(Layout annotation records)
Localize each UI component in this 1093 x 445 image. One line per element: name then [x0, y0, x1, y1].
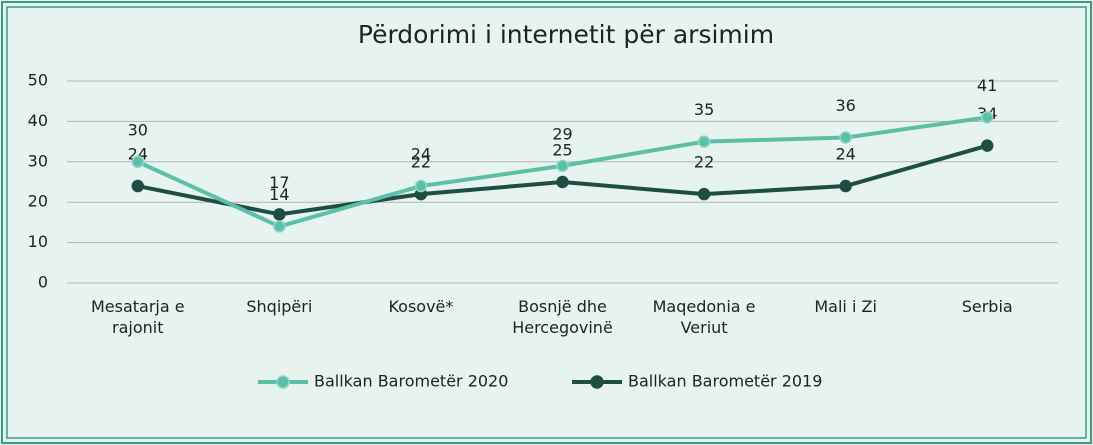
marker: [273, 220, 286, 233]
data-label: 24: [835, 145, 855, 164]
data-label: 22: [694, 153, 714, 172]
marker: [980, 139, 994, 152]
marker: [273, 208, 286, 221]
x-tick-label: Serbia: [961, 297, 1013, 316]
data-label: 25: [552, 141, 572, 160]
x-tick-label: Kosovë*: [388, 297, 454, 316]
marker: [839, 179, 852, 193]
data-label: 41: [977, 76, 997, 95]
y-tick-label: 0: [38, 273, 48, 292]
x-tick-label: Mesatarja e rajonit: [90, 297, 185, 337]
marker: [556, 175, 569, 189]
data-label: 14: [269, 185, 289, 204]
marker: [414, 179, 428, 193]
marker: [980, 111, 994, 124]
data-label: 22: [411, 153, 431, 172]
x-tick-label: Mali i Zi: [814, 297, 877, 316]
legend-label: Ballkan Barometër 2020: [314, 372, 508, 391]
x-tick-label: Maqedonia e Veriut: [652, 297, 756, 337]
marker: [131, 155, 145, 169]
y-tick-label: 30: [28, 151, 48, 170]
y-tick-label: 20: [28, 192, 48, 211]
marker: [697, 135, 711, 148]
marker: [697, 187, 711, 201]
x-tick-label: Bosnjë dhe Hercegovinë: [512, 297, 613, 337]
x-tick-label: Shqipëri: [246, 297, 313, 316]
y-tick-label: 40: [28, 111, 48, 130]
legend-marker: [276, 375, 290, 389]
data-label: 35: [694, 100, 714, 119]
data-label: 29: [552, 124, 572, 143]
marker: [556, 159, 569, 173]
legend-marker: [590, 375, 604, 389]
frame-inner: [6, 6, 1087, 439]
y-tick-label: 10: [28, 232, 48, 251]
data-label: 36: [835, 96, 855, 115]
marker: [839, 131, 852, 144]
marker: [131, 179, 145, 193]
chart-title: Përdorimi i internetit për arsimim: [358, 20, 774, 49]
y-tick-label: 50: [28, 71, 48, 90]
data-label: 17: [269, 173, 289, 192]
legend-label: Ballkan Barometër 2019: [628, 372, 822, 391]
data-label: 24: [411, 145, 431, 164]
data-label: 30: [128, 120, 148, 139]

> _The exercise_:
Find every line in the records above that contains the string "Barometër", matching case exactly, and copy each of those lines.

> _Result of this exercise_:
legend-label: Ballkan Barometër 2020: [314, 372, 508, 391]
legend-label: Ballkan Barometër 2019: [628, 372, 822, 391]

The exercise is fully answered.